- _Set exercise_: Out of the lines in this data, how many include "Regency"? Give the number and nothing else.
>> Start Dataset
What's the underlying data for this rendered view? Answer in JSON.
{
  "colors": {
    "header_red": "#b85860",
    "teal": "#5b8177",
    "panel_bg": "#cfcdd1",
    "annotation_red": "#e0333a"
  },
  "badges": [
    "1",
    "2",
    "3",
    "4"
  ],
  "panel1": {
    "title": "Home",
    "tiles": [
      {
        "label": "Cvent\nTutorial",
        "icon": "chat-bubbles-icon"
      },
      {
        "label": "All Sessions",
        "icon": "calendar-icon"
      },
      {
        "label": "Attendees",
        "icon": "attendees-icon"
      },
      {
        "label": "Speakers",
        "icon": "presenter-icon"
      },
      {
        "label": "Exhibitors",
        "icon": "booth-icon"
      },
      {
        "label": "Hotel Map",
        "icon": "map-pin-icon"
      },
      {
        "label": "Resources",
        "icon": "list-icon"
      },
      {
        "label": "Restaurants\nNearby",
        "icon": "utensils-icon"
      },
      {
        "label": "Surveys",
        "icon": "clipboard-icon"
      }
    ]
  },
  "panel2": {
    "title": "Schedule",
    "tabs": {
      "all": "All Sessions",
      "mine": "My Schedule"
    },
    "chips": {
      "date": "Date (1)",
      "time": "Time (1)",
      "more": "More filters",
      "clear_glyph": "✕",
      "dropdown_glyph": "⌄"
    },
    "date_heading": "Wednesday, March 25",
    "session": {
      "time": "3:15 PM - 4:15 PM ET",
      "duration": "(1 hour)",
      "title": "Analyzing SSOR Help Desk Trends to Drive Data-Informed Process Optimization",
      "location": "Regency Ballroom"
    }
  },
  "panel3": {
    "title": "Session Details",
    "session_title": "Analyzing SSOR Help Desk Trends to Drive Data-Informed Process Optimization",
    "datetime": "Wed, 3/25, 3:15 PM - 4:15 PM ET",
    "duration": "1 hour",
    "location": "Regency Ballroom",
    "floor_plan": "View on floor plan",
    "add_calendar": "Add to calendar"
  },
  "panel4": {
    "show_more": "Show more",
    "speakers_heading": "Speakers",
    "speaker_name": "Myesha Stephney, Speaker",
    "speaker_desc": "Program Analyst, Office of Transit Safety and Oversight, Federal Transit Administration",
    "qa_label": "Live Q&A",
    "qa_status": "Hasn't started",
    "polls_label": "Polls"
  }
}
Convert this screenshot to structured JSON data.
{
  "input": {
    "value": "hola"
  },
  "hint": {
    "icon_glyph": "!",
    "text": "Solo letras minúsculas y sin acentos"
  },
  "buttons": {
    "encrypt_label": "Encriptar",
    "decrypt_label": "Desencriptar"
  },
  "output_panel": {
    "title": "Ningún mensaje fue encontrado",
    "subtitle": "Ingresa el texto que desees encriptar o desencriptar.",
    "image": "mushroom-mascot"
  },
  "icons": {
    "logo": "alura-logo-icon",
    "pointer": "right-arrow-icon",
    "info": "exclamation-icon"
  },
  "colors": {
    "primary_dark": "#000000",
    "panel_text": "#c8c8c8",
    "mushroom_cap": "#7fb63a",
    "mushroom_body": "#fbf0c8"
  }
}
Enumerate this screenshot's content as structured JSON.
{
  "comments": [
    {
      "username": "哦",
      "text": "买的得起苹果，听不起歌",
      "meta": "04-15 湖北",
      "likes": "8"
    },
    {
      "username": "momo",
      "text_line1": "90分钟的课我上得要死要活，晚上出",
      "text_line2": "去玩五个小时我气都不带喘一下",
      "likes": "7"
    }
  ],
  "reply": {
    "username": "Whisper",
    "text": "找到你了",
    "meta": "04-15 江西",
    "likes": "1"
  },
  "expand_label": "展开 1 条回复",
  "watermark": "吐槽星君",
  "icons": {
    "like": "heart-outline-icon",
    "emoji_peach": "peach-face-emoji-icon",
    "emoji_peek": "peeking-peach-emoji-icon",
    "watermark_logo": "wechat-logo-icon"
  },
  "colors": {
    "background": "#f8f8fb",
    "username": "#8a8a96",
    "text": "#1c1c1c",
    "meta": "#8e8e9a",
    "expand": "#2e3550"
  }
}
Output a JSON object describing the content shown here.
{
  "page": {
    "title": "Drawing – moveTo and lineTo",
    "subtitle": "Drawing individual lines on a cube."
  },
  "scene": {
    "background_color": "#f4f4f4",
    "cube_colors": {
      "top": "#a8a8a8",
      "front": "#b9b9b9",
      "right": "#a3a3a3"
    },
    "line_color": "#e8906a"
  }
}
>> End Dataset
- _Task response_: 2